In the entries, find all lines that hold the word "were" and copy them.
[[ Data section, beginning ]]
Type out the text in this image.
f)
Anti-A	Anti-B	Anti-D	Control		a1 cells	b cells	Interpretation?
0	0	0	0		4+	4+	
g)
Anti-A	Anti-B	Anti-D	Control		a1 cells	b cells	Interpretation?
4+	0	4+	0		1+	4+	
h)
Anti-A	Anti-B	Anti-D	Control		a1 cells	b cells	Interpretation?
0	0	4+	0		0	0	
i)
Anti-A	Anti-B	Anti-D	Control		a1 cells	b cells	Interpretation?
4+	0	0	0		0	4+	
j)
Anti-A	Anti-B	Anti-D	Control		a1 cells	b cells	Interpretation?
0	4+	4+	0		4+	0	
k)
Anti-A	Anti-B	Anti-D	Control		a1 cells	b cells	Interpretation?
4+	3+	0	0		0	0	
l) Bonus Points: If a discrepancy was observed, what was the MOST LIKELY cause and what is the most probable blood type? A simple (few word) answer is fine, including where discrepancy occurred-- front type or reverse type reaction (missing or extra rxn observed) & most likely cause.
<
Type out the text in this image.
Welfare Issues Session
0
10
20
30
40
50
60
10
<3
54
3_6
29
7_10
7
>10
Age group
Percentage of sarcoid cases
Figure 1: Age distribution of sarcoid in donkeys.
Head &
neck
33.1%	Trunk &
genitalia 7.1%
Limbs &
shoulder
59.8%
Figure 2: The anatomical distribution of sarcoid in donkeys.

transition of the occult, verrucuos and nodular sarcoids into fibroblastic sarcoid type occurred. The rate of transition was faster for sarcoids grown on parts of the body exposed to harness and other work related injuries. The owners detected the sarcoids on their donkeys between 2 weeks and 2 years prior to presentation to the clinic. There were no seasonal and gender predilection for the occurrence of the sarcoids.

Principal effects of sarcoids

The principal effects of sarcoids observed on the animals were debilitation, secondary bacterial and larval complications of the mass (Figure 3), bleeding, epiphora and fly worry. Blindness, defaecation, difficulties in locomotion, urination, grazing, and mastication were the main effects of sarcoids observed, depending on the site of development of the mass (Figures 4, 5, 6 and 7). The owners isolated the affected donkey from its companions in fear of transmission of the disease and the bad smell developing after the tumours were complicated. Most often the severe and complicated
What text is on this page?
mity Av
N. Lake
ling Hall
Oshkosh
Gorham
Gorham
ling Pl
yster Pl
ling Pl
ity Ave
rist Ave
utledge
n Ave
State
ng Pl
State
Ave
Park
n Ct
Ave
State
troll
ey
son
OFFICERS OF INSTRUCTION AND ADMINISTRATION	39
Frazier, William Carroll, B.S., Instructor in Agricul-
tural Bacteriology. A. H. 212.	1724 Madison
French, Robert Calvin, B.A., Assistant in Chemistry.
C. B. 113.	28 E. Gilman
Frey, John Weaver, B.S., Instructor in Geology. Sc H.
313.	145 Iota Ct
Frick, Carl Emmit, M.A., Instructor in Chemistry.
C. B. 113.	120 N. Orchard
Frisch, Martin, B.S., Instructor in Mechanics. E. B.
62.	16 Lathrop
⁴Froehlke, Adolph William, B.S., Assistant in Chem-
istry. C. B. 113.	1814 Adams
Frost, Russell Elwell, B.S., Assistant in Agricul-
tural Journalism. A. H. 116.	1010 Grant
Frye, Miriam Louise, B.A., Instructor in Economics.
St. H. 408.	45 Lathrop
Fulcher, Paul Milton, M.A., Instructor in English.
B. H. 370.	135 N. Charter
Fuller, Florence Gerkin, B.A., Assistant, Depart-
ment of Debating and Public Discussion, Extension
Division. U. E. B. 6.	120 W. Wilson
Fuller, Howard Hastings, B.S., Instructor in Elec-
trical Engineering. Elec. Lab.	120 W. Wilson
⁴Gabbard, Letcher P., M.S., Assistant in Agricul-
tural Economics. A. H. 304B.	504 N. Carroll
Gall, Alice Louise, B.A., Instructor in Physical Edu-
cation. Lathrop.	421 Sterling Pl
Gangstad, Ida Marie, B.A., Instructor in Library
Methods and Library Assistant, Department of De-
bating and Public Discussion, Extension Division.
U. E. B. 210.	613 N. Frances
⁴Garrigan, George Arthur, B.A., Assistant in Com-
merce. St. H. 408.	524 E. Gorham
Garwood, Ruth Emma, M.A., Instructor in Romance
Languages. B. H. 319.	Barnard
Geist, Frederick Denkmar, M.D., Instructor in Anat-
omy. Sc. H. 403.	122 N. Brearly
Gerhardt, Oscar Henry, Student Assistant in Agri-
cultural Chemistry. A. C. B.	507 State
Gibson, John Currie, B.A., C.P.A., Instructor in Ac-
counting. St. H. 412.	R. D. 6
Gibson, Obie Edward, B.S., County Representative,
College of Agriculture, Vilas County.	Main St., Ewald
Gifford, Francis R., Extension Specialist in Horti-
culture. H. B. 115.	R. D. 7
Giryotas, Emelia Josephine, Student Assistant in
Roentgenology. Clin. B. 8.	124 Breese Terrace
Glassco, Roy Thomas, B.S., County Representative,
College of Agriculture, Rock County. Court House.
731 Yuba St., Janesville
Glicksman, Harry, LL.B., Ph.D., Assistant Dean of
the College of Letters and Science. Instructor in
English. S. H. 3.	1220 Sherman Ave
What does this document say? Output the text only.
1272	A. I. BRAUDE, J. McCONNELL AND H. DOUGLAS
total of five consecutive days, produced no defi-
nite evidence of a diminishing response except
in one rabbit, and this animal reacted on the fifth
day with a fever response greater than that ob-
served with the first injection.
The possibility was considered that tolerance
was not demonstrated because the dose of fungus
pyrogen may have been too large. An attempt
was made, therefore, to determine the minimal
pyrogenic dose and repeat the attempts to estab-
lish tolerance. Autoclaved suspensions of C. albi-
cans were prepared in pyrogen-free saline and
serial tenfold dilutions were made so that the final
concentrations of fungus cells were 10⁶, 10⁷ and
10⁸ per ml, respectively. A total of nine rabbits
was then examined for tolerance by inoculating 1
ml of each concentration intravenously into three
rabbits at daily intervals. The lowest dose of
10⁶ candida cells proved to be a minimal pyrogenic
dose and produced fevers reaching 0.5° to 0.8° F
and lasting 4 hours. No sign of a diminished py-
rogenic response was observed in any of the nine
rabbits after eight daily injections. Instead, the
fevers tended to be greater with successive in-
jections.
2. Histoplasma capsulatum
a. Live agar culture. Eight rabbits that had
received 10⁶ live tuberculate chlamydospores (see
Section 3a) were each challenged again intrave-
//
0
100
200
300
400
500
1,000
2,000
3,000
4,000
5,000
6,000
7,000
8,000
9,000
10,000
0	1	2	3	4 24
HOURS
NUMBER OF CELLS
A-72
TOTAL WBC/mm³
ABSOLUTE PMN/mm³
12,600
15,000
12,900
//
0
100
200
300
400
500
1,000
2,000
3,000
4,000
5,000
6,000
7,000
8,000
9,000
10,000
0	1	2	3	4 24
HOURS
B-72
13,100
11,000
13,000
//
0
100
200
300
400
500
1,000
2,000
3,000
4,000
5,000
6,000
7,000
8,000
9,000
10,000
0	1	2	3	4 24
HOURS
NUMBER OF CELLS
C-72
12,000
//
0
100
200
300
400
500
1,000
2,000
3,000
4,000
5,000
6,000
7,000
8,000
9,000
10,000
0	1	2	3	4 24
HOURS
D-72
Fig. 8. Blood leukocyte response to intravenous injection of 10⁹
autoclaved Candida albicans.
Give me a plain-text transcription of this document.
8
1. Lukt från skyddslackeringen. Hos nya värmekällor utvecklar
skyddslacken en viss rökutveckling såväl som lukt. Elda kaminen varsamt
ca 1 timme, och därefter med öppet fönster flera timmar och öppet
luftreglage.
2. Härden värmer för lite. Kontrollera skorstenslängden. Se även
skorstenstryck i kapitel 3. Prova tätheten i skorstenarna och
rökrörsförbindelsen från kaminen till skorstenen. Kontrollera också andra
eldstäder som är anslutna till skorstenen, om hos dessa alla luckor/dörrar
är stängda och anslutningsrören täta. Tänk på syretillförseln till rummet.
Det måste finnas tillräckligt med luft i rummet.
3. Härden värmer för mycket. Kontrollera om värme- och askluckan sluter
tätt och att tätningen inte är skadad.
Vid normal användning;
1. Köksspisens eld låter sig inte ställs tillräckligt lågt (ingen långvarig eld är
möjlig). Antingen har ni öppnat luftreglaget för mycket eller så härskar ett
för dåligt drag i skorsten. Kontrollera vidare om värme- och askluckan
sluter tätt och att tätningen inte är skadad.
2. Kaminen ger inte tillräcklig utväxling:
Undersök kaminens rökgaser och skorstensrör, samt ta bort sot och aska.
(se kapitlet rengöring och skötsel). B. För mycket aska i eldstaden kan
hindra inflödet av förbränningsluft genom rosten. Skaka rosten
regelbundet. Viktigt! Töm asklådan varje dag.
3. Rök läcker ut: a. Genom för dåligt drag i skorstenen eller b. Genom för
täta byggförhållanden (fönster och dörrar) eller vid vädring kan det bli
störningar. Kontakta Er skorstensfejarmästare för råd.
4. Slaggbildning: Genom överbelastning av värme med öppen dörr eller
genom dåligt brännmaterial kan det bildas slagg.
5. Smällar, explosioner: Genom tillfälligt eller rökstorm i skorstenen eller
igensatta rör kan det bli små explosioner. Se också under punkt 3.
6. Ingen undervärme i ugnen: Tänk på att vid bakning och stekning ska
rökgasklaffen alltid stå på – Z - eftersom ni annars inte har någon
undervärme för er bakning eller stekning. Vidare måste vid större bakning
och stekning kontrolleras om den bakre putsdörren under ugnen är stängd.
[[ Data section, end ]]
__Result of this exercise__:
transition of the occult, verrucuos and nodular sarcoids into fibroblastic sarcoid type occurred. The rate of transition was faster for sarcoids grown on parts of the body exposed to harness and other work related injuries. The owners detected the sarcoids on their donkeys between 2 weeks and 2 years prior to presentation to the clinic. There were no seasonal and gender predilection for the occurrence of the sarcoids.
The principal effects of sarcoids observed on the animals were debilitation, secondary bacterial and larval complications of the mass (Figure 3), bleeding, epiphora and fly worry. Blindness, defaecation, difficulties in locomotion, urination, grazing, and mastication were the main effects of sarcoids observed, depending on the site of development of the mass (Figures 4, 5, 6 and 7). The owners isolated the affected donkey from its companions in fear of transmission of the disease and the bad smell developing after the tumours were complicated. Most often the severe and complicated
cans were prepared in pyrogen-free saline and
serial tenfold dilutions were made so that the final
concentrations of fungus cells were 10⁶, 10⁷ and
Section 3a) were each challenged again intrave-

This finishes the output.